• Provided material
'''

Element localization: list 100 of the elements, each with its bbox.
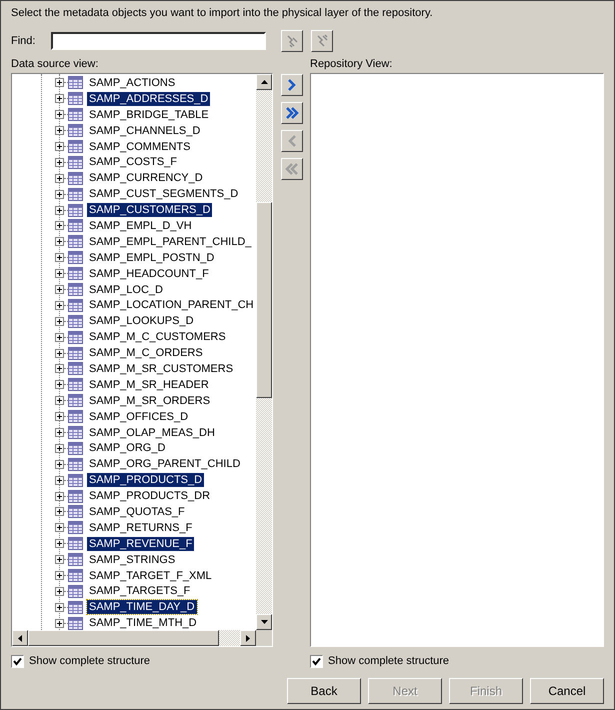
tree-item[interactable]: SAMP_QUOTAS_F <box>87 504 187 519</box>
tree-item[interactable]: SAMP_CHANNELS_D <box>87 124 202 138</box>
tree-item[interactable]: SAMP_EMPL_D_VH <box>87 218 194 233</box>
expand-icon[interactable] <box>55 78 64 88</box>
expand-icon[interactable] <box>55 237 64 246</box>
table-icon <box>68 505 83 518</box>
tree-item[interactable]: SAMP_OFFICES_D <box>87 410 190 424</box>
tree-item[interactable]: SAMP_ORG_D <box>87 441 168 456</box>
expand-icon[interactable] <box>55 174 64 183</box>
expand-icon[interactable] <box>55 444 64 453</box>
vertical-scrollbar[interactable] <box>256 74 272 630</box>
checkbox[interactable] <box>310 654 323 668</box>
table-icon <box>68 267 83 280</box>
expand-icon[interactable] <box>55 221 64 230</box>
expand-icon[interactable] <box>55 269 64 278</box>
expand-icon[interactable] <box>55 190 64 199</box>
expand-icon[interactable] <box>55 428 64 438</box>
table-icon <box>68 474 83 487</box>
expand-icon[interactable] <box>55 316 64 326</box>
expand-icon[interactable] <box>55 126 64 136</box>
expand-icon[interactable] <box>55 555 64 564</box>
expand-icon[interactable] <box>55 571 64 580</box>
tree-item[interactable]: SAMP_M_SR_HEADER <box>87 378 211 392</box>
tree-item[interactable]: SAMP_M_SR_ORDERS <box>87 394 212 408</box>
table-icon <box>68 283 83 296</box>
tree-item[interactable]: SAMP_CUST_SEGMENTS_D <box>87 187 240 202</box>
expand-icon[interactable] <box>55 586 64 596</box>
tree-item[interactable]: SAMP_BRIDGE_TABLE <box>87 108 211 122</box>
table-icon <box>68 584 83 598</box>
expand-icon[interactable] <box>55 348 64 358</box>
tree-item[interactable]: SAMP_LOOKUPS_D <box>87 314 196 328</box>
expand-icon[interactable] <box>55 285 64 294</box>
expand-icon[interactable] <box>55 110 64 120</box>
find-field[interactable] <box>51 32 266 50</box>
table-icon <box>68 124 83 138</box>
expand-icon[interactable] <box>55 492 64 501</box>
table-icon <box>68 394 83 408</box>
table-icon <box>68 298 83 312</box>
tree-item[interactable]: SAMP_PRODUCTS_DR <box>87 489 212 504</box>
expand-icon[interactable] <box>55 380 64 390</box>
expand-icon[interactable] <box>55 618 64 628</box>
expand-icon[interactable] <box>55 253 64 262</box>
checkbox[interactable] <box>11 654 24 668</box>
tree-item[interactable]: SAMP_COSTS_F <box>87 155 180 170</box>
expand-icon[interactable] <box>55 300 64 310</box>
transfer-button[interactable] <box>280 102 302 124</box>
expand-icon[interactable] <box>55 539 64 548</box>
expand-icon[interactable] <box>55 412 64 422</box>
tree-item[interactable]: SAMP_LOCATION_PARENT_CH <box>87 298 256 312</box>
tree-item[interactable]: SAMP_HEADCOUNT_F <box>87 266 211 281</box>
table-icon <box>68 235 83 248</box>
tree-item[interactable]: SAMP_TIME_MTH_D <box>87 616 199 630</box>
expand-icon[interactable] <box>55 364 64 374</box>
expand-icon[interactable] <box>55 476 64 485</box>
expand-icon[interactable] <box>55 158 64 167</box>
tree-item[interactable]: SAMP_PRODUCTS_D <box>87 473 204 488</box>
tree-item[interactable]: SAMP_TARGETS_F <box>87 584 192 598</box>
expand-icon[interactable] <box>55 602 64 612</box>
tree-item[interactable]: SAMP_COMMENTS <box>87 140 192 154</box>
checkbox-label[interactable]: Show complete structure <box>328 655 450 667</box>
expand-icon[interactable] <box>55 142 64 151</box>
tree-item[interactable]: SAMP_TARGET_F_XML <box>87 568 214 583</box>
left-arrow-icon <box>18 634 22 642</box>
right-arrow-icon <box>246 634 250 642</box>
transfer-button[interactable] <box>280 74 302 96</box>
tree-item[interactable]: SAMP_STRINGS <box>87 552 178 567</box>
expand-icon[interactable] <box>55 523 64 532</box>
expand-icon[interactable] <box>55 460 64 469</box>
wizard-button[interactable]: Cancel <box>530 678 604 704</box>
table-icon <box>68 410 83 424</box>
find-label: Find: <box>11 35 36 47</box>
tree-item[interactable]: SAMP_CUSTOMERS_D <box>87 203 212 218</box>
wizard-button[interactable]: Back <box>287 678 361 704</box>
table-icon <box>68 442 83 455</box>
tree-item[interactable]: SAMP_CURRENCY_D <box>87 171 205 186</box>
tree-item[interactable]: SAMP_LOC_D <box>87 282 165 297</box>
table-icon <box>68 108 83 122</box>
expand-icon[interactable] <box>55 94 64 104</box>
expand-icon[interactable] <box>55 396 64 406</box>
tree-item[interactable]: SAMP_OLAP_MEAS_DH <box>87 426 217 440</box>
table-icon <box>68 76 83 90</box>
table-icon <box>68 156 83 169</box>
table-icon <box>68 616 83 630</box>
data-source-label: Data source view: <box>11 57 100 72</box>
tree-item[interactable]: SAMP_EMPL_PARENT_CHILD_ <box>87 234 254 249</box>
tree-item[interactable]: SAMP_M_C_ORDERS <box>87 346 205 360</box>
tree-item[interactable]: SAMP_ACTIONS <box>87 76 178 90</box>
checkbox-label[interactable]: Show complete structure <box>29 655 150 667</box>
horizontal-scrollbar[interactable] <box>12 630 256 646</box>
tree-item[interactable]: SAMP_M_SR_CUSTOMERS <box>87 362 236 376</box>
tree-item[interactable]: SAMP_TIME_DAY_D <box>87 600 197 614</box>
tree-item[interactable]: SAMP_EMPL_POSTN_D <box>87 250 216 265</box>
tree-item[interactable]: SAMP_ADDRESSES_D <box>87 92 210 106</box>
expand-icon[interactable] <box>55 507 64 516</box>
expand-icon[interactable] <box>55 206 64 215</box>
tree-item[interactable]: SAMP_ORG_PARENT_CHILD <box>87 457 242 472</box>
tree-item[interactable]: SAMP_RETURNS_F <box>87 520 194 535</box>
expand-icon[interactable] <box>55 332 64 342</box>
tree-item[interactable]: SAMP_M_C_CUSTOMERS <box>87 330 228 344</box>
tree-item[interactable]: SAMP_REVENUE_F <box>87 536 194 551</box>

'''

• To be done
Rewrite the data above with each "table-icon" swapped for "grid-icon" and everything else left as it is. Leave the pictures out.

• Correct answer
Element localization: list 100 of the elements, each with its bbox.
tree-item[interactable]: SAMP_QUOTAS_F <box>87 504 187 519</box>
tree-item[interactable]: SAMP_CHANNELS_D <box>87 124 202 138</box>
tree-item[interactable]: SAMP_EMPL_D_VH <box>87 218 194 233</box>
expand-icon[interactable] <box>55 78 64 88</box>
expand-icon[interactable] <box>55 237 64 246</box>
grid-icon <box>68 505 83 518</box>
tree-item[interactable]: SAMP_OFFICES_D <box>87 410 190 424</box>
tree-item[interactable]: SAMP_ORG_D <box>87 441 168 456</box>
expand-icon[interactable] <box>55 174 64 183</box>
expand-icon[interactable] <box>55 444 64 453</box>
vertical-scrollbar[interactable] <box>256 74 272 630</box>
checkbox[interactable] <box>310 654 323 668</box>
grid-icon <box>68 267 83 280</box>
expand-icon[interactable] <box>55 221 64 230</box>
expand-icon[interactable] <box>55 269 64 278</box>
expand-icon[interactable] <box>55 190 64 199</box>
expand-icon[interactable] <box>55 428 64 438</box>
grid-icon <box>68 474 83 487</box>
expand-icon[interactable] <box>55 316 64 326</box>
expand-icon[interactable] <box>55 126 64 136</box>
expand-icon[interactable] <box>55 555 64 564</box>
expand-icon[interactable] <box>55 571 64 580</box>
tree-item[interactable]: SAMP_M_SR_HEADER <box>87 378 211 392</box>
tree-item[interactable]: SAMP_M_SR_ORDERS <box>87 394 212 408</box>
grid-icon <box>68 283 83 296</box>
tree-item[interactable]: SAMP_CUST_SEGMENTS_D <box>87 187 240 202</box>
expand-icon[interactable] <box>55 586 64 596</box>
tree-item[interactable]: SAMP_BRIDGE_TABLE <box>87 108 211 122</box>
grid-icon <box>68 584 83 598</box>
expand-icon[interactable] <box>55 348 64 358</box>
tree-item[interactable]: SAMP_LOOKUPS_D <box>87 314 196 328</box>
expand-icon[interactable] <box>55 285 64 294</box>
expand-icon[interactable] <box>55 110 64 120</box>
find-field[interactable] <box>51 32 266 50</box>
grid-icon <box>68 124 83 138</box>
expand-icon[interactable] <box>55 492 64 501</box>
grid-icon <box>68 394 83 408</box>
grid-icon <box>68 298 83 312</box>
tree-item[interactable]: SAMP_PRODUCTS_DR <box>87 489 212 504</box>
expand-icon[interactable] <box>55 380 64 390</box>
expand-icon[interactable] <box>55 618 64 628</box>
expand-icon[interactable] <box>55 253 64 262</box>
checkbox[interactable] <box>11 654 24 668</box>
tree-item[interactable]: SAMP_COSTS_F <box>87 155 180 170</box>
expand-icon[interactable] <box>55 300 64 310</box>
transfer-button[interactable] <box>280 102 302 124</box>
expand-icon[interactable] <box>55 539 64 548</box>
expand-icon[interactable] <box>55 412 64 422</box>
tree-item[interactable]: SAMP_LOCATION_PARENT_CH <box>87 298 256 312</box>
tree-item[interactable]: SAMP_HEADCOUNT_F <box>87 266 211 281</box>
grid-icon <box>68 235 83 248</box>
tree-item[interactable]: SAMP_TIME_MTH_D <box>87 616 199 630</box>
expand-icon[interactable] <box>55 364 64 374</box>
expand-icon[interactable] <box>55 476 64 485</box>
expand-icon[interactable] <box>55 158 64 167</box>
tree-item[interactable]: SAMP_PRODUCTS_D <box>87 473 204 488</box>
tree-item[interactable]: SAMP_TARGETS_F <box>87 584 192 598</box>
expand-icon[interactable] <box>55 602 64 612</box>
tree-item[interactable]: SAMP_COMMENTS <box>87 140 192 154</box>
checkbox-label[interactable]: Show complete structure <box>328 655 450 667</box>
expand-icon[interactable] <box>55 142 64 151</box>
tree-item[interactable]: SAMP_TARGET_F_XML <box>87 568 214 583</box>
left-arrow-icon <box>18 634 22 642</box>
right-arrow-icon <box>246 634 250 642</box>
transfer-button[interactable] <box>280 74 302 96</box>
tree-item[interactable]: SAMP_STRINGS <box>87 552 178 567</box>
expand-icon[interactable] <box>55 523 64 532</box>
expand-icon[interactable] <box>55 460 64 469</box>
wizard-button[interactable]: Cancel <box>530 678 604 704</box>
grid-icon <box>68 410 83 424</box>
find-label: Find: <box>11 35 36 47</box>
tree-item[interactable]: SAMP_CUSTOMERS_D <box>87 203 212 218</box>
wizard-button[interactable]: Back <box>287 678 361 704</box>
grid-icon <box>68 442 83 455</box>
tree-item[interactable]: SAMP_CURRENCY_D <box>87 171 205 186</box>
tree-item[interactable]: SAMP_LOC_D <box>87 282 165 297</box>
grid-icon <box>68 108 83 122</box>
expand-icon[interactable] <box>55 94 64 104</box>
expand-icon[interactable] <box>55 396 64 406</box>
tree-item[interactable]: SAMP_OLAP_MEAS_DH <box>87 426 217 440</box>
grid-icon <box>68 76 83 90</box>
grid-icon <box>68 156 83 169</box>
grid-icon <box>68 616 83 630</box>
data-source-label: Data source view: <box>11 57 100 72</box>
tree-item[interactable]: SAMP_EMPL_PARENT_CHILD_ <box>87 234 254 249</box>
tree-item[interactable]: SAMP_M_C_ORDERS <box>87 346 205 360</box>
tree-item[interactable]: SAMP_ACTIONS <box>87 76 178 90</box>
checkbox-label[interactable]: Show complete structure <box>29 655 150 667</box>
horizontal-scrollbar[interactable] <box>12 630 256 646</box>
tree-item[interactable]: SAMP_M_SR_CUSTOMERS <box>87 362 236 376</box>
tree-item[interactable]: SAMP_TIME_DAY_D <box>87 600 197 614</box>
tree-item[interactable]: SAMP_EMPL_POSTN_D <box>87 250 216 265</box>
tree-item[interactable]: SAMP_ADDRESSES_D <box>87 92 210 106</box>
expand-icon[interactable] <box>55 507 64 516</box>
expand-icon[interactable] <box>55 206 64 215</box>
tree-item[interactable]: SAMP_ORG_PARENT_CHILD <box>87 457 242 472</box>
tree-item[interactable]: SAMP_RETURNS_F <box>87 520 194 535</box>
expand-icon[interactable] <box>55 332 64 342</box>
tree-item[interactable]: SAMP_M_C_CUSTOMERS <box>87 330 228 344</box>
tree-item[interactable]: SAMP_REVENUE_F <box>87 536 194 551</box>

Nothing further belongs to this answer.